:: TEXT EXTRACT

Thursday, March 28, 2019

Points

My grandfather called them points instead of arrowheads.  The first time he took me point hunting, I was very young.  It’s one of my first memories, walking beside him through the pine forest near my house – the Paranormal course today -  after a summer storm.  The loblollies spread bright green overhead like a screen against the dark blue sky, and ferns the color of lime peels pushed up from below, from our bright red Virginia clay.  After a hard rain, the clay gets shoved around, layers upon layers of soil re-shuffled. It leaves the little rocks exposed. 

That first time, and right away he showed me a point, a big one, quartz, washed clean and white by the rain.  I scooped it up from right beside a huge loblolly pine in a clearing, an easy find. In hindsight, I’ve come to suspect that my grandfather planted it there so I wouldn’t go home empty-handed.  

He knelt beside me, held it between his thumb and forefinger at arm’s length, and he dropped his bottom jaw as low as he could to exaggerate his admiration.  Then he drew it in close, right up against our faces, and he spoke seriously, “This is an artifact.  Do you understand that?  The last person to touch this was a wild Indian.”  

Later, I became that wild Indian, or at least I tried.  I practiced with a little compound bow in my yard, arrows making a loud thwack against the pie plate that I pinned to a haybale.  I learned to feel the wind switch directions, to draw back when the wind gusts and shoot when the wind subsides, like a wave.  I lost almost every arrow in my quiver chasing grey squirrels. I painted my face.

::::

:: INSTRUCTIONS ::
- A) In the point-hunting essay, what material was the first point found?
- B) List each color the point-hunting essay uses in the paragraph describing the walk through the pine forest after the storm.
- C) Quote the point-hunting essay from "That first time, and" to "go home empty-handed.".

:: EXTRACTED RECORDS

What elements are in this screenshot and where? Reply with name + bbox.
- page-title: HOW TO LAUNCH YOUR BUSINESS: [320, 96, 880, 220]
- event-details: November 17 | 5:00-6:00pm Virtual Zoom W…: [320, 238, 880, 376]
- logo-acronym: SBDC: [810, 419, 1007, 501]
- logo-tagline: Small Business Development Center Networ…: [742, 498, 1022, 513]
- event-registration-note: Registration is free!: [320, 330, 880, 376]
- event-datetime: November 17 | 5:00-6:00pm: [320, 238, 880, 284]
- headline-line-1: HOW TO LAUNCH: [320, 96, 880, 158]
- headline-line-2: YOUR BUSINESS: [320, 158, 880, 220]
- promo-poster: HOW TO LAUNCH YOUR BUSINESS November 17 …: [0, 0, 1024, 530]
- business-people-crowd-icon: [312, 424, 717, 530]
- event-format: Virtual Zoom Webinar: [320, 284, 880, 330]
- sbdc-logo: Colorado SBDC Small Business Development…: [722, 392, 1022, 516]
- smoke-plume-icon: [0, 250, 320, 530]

::::

:: SOLVED PROBLEMS ::
- A) Quartz.

- B)
- Bright green (the loblollies)
- Dark blue (the sky)
- The color of lime peels (the ferns)
- Bright red (the Virginia clay)

- C)
That first time, and right away he showed me a point, a big one, quartz, washed clean and white by the rain.  I scooped it up from right beside a huge loblolly pine in a clearing, an easy find. In hindsight, I’ve come to suspect that my grandfather planted it there so I wouldn’t go home empty-handed.